:: Dataset records ::
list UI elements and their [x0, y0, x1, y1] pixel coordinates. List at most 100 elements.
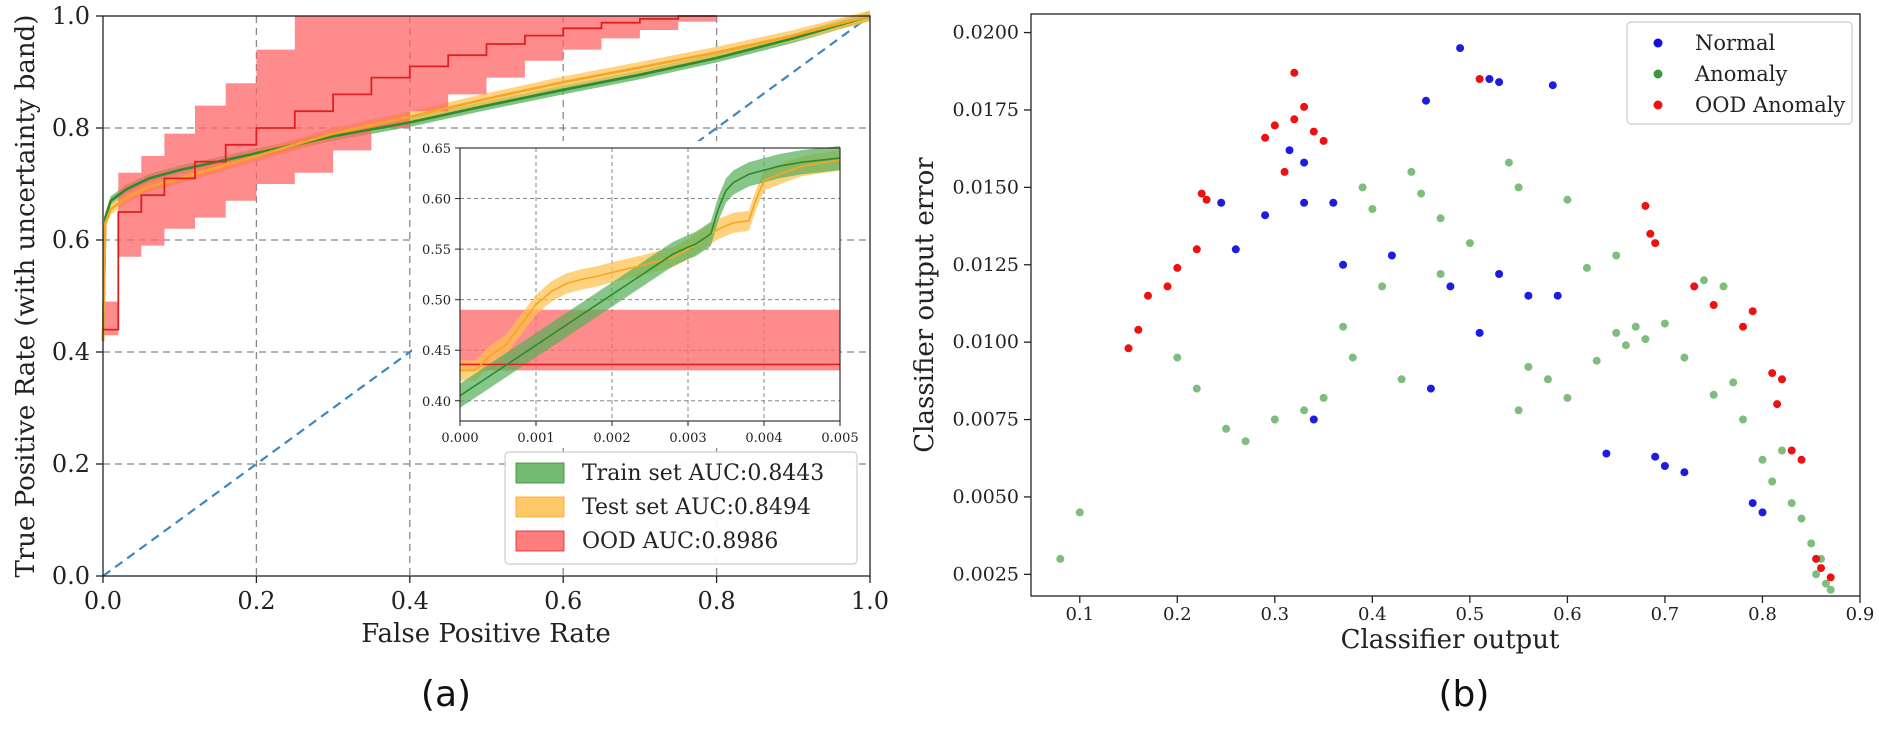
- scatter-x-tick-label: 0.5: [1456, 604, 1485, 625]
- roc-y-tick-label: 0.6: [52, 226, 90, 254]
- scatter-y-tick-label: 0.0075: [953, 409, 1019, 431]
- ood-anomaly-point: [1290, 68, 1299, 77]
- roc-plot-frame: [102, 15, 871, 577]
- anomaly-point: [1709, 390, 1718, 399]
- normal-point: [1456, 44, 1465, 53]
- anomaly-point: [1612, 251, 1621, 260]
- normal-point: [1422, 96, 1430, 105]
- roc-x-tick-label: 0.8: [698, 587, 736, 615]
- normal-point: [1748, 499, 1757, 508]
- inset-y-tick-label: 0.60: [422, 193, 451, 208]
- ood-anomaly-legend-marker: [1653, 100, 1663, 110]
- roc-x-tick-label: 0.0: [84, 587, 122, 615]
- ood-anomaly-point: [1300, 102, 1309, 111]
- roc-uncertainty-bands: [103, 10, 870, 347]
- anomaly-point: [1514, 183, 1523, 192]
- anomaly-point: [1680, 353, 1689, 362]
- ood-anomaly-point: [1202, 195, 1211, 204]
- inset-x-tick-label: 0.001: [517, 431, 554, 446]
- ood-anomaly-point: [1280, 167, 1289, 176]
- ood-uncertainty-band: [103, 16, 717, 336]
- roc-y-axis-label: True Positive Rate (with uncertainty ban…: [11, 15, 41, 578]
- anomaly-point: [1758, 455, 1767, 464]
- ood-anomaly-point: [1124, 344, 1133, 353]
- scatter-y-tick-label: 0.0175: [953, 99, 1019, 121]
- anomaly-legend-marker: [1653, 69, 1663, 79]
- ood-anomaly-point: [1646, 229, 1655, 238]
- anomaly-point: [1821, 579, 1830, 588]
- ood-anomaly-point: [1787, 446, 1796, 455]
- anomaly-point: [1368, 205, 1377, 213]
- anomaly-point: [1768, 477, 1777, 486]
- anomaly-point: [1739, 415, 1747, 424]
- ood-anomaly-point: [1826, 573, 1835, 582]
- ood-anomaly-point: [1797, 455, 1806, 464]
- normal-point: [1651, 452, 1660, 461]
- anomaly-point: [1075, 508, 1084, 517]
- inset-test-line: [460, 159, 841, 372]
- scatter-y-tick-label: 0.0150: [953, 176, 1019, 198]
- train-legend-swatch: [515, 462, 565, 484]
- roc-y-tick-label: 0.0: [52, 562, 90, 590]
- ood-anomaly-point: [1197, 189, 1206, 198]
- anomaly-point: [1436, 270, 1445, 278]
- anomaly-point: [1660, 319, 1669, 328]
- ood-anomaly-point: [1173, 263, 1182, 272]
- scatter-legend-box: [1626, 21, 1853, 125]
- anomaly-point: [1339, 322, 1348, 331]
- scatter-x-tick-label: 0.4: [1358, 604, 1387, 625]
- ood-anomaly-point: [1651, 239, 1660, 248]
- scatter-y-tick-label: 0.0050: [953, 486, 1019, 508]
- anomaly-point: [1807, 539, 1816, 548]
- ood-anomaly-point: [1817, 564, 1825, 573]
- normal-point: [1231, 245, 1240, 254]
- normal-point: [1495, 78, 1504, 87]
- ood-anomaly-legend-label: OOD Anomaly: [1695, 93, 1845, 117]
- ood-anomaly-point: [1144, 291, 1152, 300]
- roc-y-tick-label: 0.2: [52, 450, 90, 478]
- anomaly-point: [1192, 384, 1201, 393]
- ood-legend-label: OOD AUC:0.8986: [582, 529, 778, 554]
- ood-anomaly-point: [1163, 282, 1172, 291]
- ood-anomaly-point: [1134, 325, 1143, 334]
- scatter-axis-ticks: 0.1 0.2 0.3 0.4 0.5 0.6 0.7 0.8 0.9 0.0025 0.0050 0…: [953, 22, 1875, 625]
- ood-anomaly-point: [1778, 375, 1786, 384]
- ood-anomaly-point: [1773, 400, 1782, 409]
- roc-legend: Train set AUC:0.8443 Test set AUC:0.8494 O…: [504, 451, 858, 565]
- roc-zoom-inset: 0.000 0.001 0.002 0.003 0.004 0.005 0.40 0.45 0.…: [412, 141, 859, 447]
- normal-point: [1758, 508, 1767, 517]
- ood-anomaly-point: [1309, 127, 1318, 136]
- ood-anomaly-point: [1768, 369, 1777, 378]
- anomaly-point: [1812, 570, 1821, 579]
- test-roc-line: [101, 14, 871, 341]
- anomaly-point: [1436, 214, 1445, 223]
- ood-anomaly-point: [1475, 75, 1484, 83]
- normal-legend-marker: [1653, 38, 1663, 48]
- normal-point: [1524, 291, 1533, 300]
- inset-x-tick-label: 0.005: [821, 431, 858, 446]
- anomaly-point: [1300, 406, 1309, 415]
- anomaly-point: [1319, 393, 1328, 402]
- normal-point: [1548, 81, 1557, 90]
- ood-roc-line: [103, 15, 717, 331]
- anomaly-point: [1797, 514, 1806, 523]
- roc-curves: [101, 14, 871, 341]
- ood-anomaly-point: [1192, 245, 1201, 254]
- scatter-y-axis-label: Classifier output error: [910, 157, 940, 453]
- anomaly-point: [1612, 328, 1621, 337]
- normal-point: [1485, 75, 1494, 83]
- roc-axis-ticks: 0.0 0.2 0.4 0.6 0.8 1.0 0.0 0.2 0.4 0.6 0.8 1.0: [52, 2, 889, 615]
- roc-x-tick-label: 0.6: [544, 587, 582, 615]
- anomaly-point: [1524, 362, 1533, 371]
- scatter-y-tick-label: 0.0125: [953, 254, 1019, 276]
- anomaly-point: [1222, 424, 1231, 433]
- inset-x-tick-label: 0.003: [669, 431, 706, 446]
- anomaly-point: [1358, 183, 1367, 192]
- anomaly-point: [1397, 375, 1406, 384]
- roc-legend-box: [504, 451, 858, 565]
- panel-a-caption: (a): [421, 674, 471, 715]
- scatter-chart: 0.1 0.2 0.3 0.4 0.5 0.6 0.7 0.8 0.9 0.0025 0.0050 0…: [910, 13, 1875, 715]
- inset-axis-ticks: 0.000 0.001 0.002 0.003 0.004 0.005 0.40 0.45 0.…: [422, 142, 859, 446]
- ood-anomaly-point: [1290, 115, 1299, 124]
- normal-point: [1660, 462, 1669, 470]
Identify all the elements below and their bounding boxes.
:::
:: Dataset records ::
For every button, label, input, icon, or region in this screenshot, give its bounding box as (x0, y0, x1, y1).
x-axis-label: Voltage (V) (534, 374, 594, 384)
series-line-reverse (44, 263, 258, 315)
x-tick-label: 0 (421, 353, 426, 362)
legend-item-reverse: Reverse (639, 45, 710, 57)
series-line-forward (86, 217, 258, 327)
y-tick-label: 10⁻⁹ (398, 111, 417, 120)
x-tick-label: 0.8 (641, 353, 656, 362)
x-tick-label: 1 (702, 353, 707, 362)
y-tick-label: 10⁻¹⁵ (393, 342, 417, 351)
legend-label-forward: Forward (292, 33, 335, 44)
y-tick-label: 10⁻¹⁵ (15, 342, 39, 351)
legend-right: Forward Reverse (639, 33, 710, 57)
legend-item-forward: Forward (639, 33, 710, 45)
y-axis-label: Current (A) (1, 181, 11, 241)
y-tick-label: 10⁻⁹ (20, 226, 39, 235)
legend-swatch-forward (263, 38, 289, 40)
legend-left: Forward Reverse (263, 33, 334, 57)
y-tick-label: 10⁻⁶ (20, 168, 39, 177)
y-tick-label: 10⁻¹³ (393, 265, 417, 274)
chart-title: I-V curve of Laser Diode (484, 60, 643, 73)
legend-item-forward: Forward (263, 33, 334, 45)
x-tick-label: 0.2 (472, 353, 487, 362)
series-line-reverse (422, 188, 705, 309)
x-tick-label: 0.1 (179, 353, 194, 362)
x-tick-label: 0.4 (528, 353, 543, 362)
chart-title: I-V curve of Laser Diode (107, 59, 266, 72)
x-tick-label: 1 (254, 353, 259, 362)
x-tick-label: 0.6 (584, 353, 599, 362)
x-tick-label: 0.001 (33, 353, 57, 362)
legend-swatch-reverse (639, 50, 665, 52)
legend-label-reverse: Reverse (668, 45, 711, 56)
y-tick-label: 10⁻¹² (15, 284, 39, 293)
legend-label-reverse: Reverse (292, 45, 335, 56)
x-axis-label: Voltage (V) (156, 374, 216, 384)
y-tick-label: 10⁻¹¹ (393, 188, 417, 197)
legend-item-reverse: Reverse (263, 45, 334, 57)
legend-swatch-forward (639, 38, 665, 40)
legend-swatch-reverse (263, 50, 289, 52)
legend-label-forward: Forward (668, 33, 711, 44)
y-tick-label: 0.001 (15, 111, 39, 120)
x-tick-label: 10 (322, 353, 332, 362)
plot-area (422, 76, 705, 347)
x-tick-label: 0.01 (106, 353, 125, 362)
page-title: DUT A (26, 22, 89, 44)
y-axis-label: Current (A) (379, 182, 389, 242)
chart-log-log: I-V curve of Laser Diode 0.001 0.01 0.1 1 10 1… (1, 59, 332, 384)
:::
:: Dataset records ::
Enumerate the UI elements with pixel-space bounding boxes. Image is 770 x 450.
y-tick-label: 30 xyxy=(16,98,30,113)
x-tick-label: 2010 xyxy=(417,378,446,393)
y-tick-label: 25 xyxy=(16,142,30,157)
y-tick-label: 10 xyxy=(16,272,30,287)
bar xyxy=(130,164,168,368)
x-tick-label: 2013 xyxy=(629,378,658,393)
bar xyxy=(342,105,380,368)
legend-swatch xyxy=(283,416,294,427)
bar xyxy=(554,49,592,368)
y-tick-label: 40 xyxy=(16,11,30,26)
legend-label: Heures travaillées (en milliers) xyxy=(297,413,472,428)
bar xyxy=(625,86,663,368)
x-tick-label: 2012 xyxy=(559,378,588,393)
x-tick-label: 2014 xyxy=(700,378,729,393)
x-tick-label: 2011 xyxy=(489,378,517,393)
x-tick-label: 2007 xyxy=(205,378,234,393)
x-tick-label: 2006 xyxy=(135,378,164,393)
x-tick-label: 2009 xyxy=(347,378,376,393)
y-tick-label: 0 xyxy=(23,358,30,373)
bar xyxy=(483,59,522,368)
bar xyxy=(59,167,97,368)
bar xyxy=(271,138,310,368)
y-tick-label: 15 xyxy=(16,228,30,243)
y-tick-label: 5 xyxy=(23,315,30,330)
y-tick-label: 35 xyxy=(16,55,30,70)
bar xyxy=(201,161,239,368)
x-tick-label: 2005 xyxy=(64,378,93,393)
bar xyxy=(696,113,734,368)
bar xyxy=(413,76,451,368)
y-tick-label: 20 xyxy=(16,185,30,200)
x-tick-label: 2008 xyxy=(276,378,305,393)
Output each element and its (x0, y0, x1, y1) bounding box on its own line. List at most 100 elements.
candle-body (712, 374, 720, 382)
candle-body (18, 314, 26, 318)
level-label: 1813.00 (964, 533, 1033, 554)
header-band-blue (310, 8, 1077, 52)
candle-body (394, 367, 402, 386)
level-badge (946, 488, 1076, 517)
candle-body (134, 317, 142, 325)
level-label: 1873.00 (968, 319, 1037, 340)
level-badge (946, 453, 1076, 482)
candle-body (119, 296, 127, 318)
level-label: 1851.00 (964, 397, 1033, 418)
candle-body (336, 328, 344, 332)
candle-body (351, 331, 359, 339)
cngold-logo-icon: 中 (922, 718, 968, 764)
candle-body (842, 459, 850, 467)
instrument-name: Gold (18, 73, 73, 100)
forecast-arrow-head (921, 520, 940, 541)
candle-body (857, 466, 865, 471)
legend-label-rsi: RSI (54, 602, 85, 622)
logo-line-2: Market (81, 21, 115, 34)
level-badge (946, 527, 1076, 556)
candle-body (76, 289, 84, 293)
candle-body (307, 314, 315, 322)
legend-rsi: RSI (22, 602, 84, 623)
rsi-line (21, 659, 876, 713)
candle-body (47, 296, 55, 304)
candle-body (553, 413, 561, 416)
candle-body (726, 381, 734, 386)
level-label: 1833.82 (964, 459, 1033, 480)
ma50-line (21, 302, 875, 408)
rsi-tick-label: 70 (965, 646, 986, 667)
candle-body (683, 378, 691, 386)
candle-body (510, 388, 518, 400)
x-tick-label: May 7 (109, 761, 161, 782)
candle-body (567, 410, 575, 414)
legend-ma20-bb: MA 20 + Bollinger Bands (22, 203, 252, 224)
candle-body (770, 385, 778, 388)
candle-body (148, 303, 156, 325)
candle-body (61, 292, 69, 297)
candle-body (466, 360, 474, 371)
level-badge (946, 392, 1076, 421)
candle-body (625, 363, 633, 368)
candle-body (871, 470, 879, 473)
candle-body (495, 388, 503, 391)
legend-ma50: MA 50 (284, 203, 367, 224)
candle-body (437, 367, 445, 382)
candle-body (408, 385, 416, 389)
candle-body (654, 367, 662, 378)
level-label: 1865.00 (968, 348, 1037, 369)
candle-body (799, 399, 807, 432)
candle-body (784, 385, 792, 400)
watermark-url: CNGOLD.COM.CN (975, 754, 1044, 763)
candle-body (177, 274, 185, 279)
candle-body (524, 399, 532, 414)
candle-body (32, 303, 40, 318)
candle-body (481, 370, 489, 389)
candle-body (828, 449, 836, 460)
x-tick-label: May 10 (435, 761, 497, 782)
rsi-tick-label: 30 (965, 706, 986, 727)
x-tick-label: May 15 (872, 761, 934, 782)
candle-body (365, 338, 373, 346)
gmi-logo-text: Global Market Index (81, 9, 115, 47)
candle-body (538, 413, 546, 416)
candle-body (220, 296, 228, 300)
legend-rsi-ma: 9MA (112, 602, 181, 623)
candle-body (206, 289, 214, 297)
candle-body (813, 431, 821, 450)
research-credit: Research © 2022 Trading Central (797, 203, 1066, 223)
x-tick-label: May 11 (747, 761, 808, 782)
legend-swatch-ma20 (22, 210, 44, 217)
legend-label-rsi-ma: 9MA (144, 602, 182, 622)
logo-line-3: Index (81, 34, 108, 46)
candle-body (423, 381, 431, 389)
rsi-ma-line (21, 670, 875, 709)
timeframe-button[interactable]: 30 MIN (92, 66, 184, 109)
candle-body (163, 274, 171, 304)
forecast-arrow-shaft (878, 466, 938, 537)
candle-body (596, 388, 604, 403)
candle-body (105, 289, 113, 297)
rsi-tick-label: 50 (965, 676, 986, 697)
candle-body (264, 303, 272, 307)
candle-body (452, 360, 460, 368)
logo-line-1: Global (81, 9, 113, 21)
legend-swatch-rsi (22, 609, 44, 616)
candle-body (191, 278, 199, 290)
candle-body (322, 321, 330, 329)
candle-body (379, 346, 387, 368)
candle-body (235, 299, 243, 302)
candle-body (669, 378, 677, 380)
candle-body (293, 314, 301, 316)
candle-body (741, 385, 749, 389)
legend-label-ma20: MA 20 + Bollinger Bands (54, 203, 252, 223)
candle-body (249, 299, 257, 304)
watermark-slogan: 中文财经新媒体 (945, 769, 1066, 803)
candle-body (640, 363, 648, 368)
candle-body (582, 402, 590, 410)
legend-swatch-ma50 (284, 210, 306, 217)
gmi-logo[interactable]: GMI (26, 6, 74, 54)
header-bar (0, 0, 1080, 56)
:::
* [Set task] Copy the rows verbatim, starting at the line that contains "Enumerate the UI" and ending at the line that contains "bar xyxy=(342,105,380,368)".

* [Reply]
Enumerate the UI elements with pixel-space bounding boxes. Image is 770 x 450.
y-tick-label: 30 xyxy=(16,98,30,113)
x-tick-label: 2010 xyxy=(417,378,446,393)
y-tick-label: 25 xyxy=(16,142,30,157)
y-tick-label: 10 xyxy=(16,272,30,287)
bar xyxy=(130,164,168,368)
x-tick-label: 2013 xyxy=(629,378,658,393)
bar xyxy=(342,105,380,368)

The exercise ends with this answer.